[Data items]
>>>
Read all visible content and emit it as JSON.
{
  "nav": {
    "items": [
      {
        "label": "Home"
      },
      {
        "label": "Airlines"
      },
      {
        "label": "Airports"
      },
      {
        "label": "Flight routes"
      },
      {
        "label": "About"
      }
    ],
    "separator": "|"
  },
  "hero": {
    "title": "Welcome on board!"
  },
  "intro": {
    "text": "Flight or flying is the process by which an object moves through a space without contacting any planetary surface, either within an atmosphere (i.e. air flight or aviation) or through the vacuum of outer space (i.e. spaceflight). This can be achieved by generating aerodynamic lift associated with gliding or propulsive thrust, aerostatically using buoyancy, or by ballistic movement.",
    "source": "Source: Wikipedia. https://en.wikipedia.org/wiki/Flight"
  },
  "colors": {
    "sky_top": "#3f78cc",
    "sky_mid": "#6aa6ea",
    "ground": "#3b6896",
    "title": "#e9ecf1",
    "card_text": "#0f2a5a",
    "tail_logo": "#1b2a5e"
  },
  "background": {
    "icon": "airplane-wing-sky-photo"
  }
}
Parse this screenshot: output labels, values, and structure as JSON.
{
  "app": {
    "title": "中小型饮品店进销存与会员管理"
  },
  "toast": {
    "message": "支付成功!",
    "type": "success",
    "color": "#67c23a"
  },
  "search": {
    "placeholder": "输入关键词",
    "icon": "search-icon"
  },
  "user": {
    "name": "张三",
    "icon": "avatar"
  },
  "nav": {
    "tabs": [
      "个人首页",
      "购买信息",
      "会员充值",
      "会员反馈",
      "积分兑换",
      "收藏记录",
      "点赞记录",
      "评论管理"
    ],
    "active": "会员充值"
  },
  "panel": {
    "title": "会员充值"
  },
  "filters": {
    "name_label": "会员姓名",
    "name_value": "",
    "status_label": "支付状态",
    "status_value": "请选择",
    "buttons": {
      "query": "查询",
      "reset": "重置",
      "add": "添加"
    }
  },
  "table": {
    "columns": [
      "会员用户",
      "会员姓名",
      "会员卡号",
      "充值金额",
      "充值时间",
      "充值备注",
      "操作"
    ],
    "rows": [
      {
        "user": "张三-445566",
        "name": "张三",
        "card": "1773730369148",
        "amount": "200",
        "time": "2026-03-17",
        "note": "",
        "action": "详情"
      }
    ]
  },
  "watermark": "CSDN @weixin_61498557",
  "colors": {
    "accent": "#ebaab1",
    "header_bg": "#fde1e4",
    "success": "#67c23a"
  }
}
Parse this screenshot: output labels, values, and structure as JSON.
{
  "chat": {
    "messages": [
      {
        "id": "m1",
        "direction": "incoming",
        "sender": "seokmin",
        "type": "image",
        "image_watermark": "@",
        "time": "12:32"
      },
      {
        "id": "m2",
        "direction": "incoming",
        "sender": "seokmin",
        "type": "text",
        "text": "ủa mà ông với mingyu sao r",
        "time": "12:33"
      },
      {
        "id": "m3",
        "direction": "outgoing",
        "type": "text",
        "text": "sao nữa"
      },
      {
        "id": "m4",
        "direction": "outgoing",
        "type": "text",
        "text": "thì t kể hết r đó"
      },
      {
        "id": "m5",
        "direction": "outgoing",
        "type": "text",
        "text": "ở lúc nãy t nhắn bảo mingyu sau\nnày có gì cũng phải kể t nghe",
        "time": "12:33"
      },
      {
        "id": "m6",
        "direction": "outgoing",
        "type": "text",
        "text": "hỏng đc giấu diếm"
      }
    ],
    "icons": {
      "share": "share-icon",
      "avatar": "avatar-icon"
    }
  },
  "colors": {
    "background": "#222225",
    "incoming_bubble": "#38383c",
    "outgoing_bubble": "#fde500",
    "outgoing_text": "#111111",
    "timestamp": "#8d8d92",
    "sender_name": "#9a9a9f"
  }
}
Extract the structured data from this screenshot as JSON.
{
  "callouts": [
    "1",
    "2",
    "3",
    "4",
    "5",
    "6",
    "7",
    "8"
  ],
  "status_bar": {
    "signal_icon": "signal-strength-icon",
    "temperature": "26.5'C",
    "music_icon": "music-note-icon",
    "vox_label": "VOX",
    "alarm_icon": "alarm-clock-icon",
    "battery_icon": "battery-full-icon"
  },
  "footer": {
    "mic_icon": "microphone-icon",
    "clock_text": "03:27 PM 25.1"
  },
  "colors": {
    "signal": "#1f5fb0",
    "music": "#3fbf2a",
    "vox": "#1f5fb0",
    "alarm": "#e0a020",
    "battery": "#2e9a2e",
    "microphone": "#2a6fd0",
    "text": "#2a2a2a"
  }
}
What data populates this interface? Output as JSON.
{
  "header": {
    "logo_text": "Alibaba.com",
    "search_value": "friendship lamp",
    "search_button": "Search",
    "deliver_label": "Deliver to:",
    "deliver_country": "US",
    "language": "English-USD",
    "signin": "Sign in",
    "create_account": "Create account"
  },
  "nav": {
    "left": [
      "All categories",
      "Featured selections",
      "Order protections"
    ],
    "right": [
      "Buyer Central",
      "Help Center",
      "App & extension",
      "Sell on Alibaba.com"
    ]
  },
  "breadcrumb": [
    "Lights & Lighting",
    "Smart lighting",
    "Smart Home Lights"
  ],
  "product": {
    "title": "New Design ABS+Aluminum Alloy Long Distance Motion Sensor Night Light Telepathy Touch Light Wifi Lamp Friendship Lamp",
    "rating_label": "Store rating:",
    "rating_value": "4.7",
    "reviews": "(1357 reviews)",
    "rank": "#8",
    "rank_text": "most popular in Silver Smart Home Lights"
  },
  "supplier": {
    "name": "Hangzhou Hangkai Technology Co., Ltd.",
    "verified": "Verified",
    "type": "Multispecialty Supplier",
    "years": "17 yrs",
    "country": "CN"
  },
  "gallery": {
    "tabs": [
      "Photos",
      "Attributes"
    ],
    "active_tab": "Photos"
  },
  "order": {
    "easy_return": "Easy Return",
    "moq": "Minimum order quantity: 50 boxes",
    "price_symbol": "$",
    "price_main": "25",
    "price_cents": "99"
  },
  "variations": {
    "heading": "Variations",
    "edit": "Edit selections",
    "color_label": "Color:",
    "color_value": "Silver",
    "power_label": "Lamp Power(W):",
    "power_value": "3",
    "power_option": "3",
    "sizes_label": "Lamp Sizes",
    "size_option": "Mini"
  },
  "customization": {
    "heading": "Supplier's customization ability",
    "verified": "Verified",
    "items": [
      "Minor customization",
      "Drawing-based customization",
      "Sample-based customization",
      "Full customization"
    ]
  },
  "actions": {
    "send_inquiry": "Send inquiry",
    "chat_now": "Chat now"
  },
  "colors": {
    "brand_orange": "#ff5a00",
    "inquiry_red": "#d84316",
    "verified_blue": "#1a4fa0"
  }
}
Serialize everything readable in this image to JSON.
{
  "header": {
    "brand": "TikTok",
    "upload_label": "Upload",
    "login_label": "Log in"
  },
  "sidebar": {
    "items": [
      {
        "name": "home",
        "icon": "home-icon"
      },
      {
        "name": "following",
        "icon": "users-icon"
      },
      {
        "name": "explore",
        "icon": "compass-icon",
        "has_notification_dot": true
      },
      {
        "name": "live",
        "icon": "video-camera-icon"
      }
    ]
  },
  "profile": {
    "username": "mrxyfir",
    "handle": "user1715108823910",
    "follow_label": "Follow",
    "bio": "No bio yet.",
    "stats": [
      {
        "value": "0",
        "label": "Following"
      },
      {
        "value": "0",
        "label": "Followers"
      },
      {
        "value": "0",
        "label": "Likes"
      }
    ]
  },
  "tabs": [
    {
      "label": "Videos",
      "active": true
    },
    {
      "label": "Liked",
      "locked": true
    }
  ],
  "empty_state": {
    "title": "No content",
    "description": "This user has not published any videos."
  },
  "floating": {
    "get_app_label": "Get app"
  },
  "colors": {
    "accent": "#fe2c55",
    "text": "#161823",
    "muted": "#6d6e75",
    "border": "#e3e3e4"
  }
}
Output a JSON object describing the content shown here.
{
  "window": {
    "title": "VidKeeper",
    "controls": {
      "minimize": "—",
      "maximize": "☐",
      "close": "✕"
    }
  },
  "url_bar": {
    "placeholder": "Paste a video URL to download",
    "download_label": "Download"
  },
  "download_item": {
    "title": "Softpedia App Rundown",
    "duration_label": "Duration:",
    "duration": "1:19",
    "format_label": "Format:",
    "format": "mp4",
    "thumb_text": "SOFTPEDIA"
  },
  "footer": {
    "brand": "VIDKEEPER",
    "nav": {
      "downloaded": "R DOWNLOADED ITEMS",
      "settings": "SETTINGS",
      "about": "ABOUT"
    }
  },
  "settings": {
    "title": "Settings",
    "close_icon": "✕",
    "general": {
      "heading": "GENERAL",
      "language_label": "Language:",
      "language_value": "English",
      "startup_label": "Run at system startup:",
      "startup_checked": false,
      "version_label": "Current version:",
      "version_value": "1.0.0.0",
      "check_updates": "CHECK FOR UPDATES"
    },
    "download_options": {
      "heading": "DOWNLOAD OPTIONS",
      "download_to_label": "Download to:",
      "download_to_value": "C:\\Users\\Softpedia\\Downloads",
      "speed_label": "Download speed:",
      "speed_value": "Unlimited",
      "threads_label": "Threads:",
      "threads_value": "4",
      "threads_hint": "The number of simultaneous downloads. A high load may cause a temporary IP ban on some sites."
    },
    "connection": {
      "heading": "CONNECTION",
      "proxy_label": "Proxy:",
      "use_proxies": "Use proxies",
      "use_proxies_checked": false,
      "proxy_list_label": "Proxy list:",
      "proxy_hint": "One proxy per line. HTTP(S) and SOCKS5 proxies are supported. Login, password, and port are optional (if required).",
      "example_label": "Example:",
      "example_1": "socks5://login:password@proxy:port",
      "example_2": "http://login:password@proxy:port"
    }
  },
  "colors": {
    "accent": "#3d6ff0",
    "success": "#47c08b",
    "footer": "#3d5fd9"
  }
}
<<<
[Task requirements] Give back the lines above exactly, from the one with "Output a JSON" through the last line.

[Task solution]
Output a JSON object describing the content shown here.
{
  "window": {
    "title": "VidKeeper",
    "controls": {
      "minimize": "—",
      "maximize": "☐",
      "close": "✕"
    }
  },
  "url_bar": {
    "placeholder": "Paste a video URL to download",
    "download_label": "Download"
  },
  "download_item": {
    "title": "Softpedia App Rundown",
    "duration_label": "Duration:",
    "duration": "1:19",
    "format_label": "Format:",
    "format": "mp4",
    "thumb_text": "SOFTPEDIA"
  },
  "footer": {
    "brand": "VIDKEEPER",
    "nav": {
      "downloaded": "R DOWNLOADED ITEMS",
      "settings": "SETTINGS",
      "about": "ABOUT"
    }
  },
  "settings": {
    "title": "Settings",
    "close_icon": "✕",
    "general": {
      "heading": "GENERAL",
      "language_label": "Language:",
      "language_value": "English",
      "startup_label": "Run at system startup:",
      "startup_checked": false,
      "version_label": "Current version:",
      "version_value": "1.0.0.0",
      "check_updates": "CHECK FOR UPDATES"
    },
    "download_options": {
      "heading": "DOWNLOAD OPTIONS",
      "download_to_label": "Download to:",
      "download_to_value": "C:\\Users\\Softpedia\\Downloads",
      "speed_label": "Download speed:",
      "speed_value": "Unlimited",
      "threads_label": "Threads:",
      "threads_value": "4",
      "threads_hint": "The number of simultaneous downloads. A high load may cause a temporary IP ban on some sites."
    },
    "connection": {
      "heading": "CONNECTION",
      "proxy_label": "Proxy:",
      "use_proxies": "Use proxies",
      "use_proxies_checked": false,
      "proxy_list_label": "Proxy list:",
      "proxy_hint": "One proxy per line. HTTP(S) and SOCKS5 proxies are supported. Login, password, and port are optional (if required).",
      "example_label": "Example:",
      "example_1": "socks5://login:password@proxy:port",
      "example_2": "http://login:password@proxy:port"
    }
  },
  "colors": {
    "accent": "#3d6ff0",
    "success": "#47c08b",
    "footer": "#3d5fd9"
  }
}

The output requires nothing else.